Instructions to follow: All of the data should be output character for character, except the pictures.

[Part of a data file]
--- --- ---

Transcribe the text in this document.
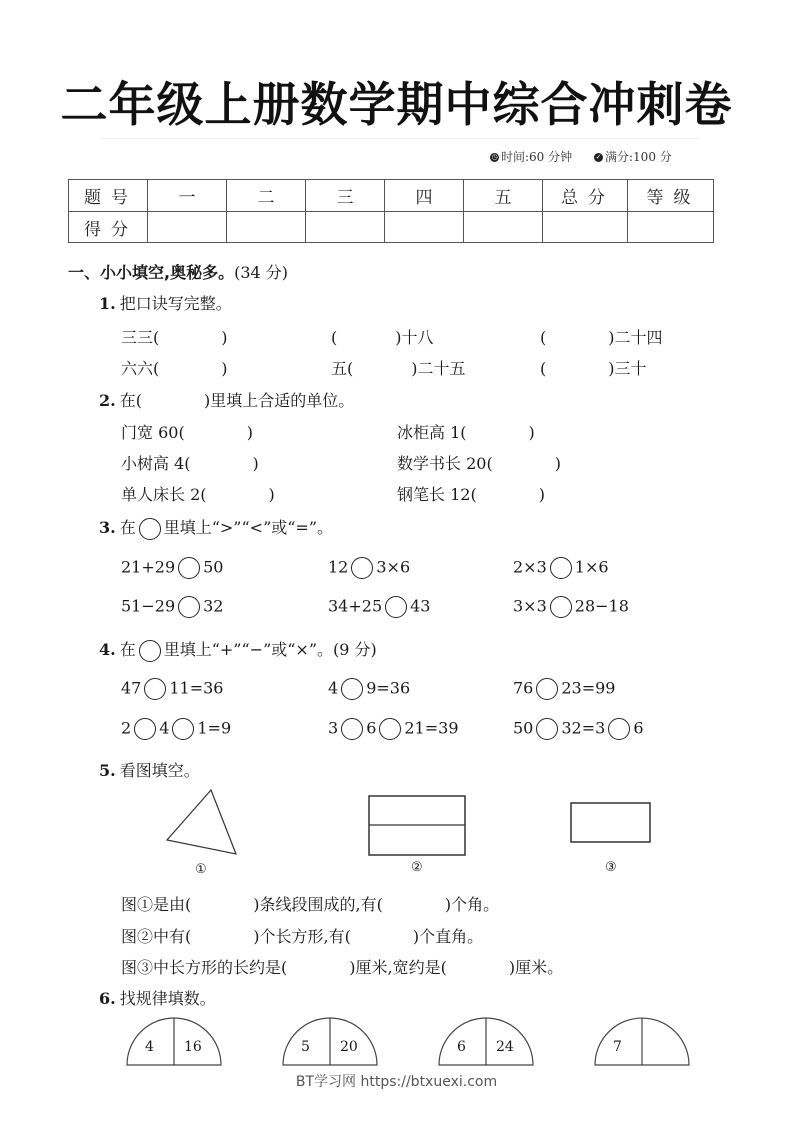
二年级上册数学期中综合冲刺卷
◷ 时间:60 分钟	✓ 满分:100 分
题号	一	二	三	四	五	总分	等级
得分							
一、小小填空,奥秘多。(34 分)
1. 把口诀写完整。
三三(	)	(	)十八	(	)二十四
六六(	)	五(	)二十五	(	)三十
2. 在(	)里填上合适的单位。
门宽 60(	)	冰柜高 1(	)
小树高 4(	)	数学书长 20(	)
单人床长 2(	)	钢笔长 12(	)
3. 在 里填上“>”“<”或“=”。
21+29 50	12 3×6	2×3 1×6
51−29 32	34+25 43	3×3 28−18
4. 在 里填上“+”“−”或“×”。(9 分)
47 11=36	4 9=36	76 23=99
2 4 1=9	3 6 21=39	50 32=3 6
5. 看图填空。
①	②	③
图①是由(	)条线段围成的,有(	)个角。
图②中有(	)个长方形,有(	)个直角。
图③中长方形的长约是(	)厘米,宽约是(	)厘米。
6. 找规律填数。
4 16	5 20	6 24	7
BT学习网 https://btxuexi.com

--- --- ---

Right answer:
Transcribe the text in this document.
二年级上册数学期中综合冲刺卷
◷ 时间:60 分钟	✓ 满分:100 分
题号	一	二	三	四	五	总分	等级
得分							
一、小小填空,奥秘多。(34 分)
1. 把口诀写完整。
三三(	)	(	)十八	(	)二十四
六六(	)	五(	)二十五	(	)三十
2. 在(	)里填上合适的单位。
门宽 60(	)	冰柜高 1(	)
小树高 4(	)	数学书长 20(	)
单人床长 2(	)	钢笔长 12(	)
3. 在 里填上“>”“<”或“=”。
21+29 50	12 3×6	2×3 1×6
51−29 32	34+25 43	3×3 28−18
4. 在 里填上“+”“−”或“×”。(9 分)
47 11=36	4 9=36	76 23=99
2 4 1=9	3 6 21=39	50 32=3 6
5. 看图填空。
①	②	③
图①是由(	)条线段围成的,有(	)个角。
图②中有(	)个长方形,有(	)个直角。
图③中长方形的长约是(	)厘米,宽约是(	)厘米。
6. 找规律填数。
4 16	5 20	6 24	7
BT学习网 https://btxuexi.com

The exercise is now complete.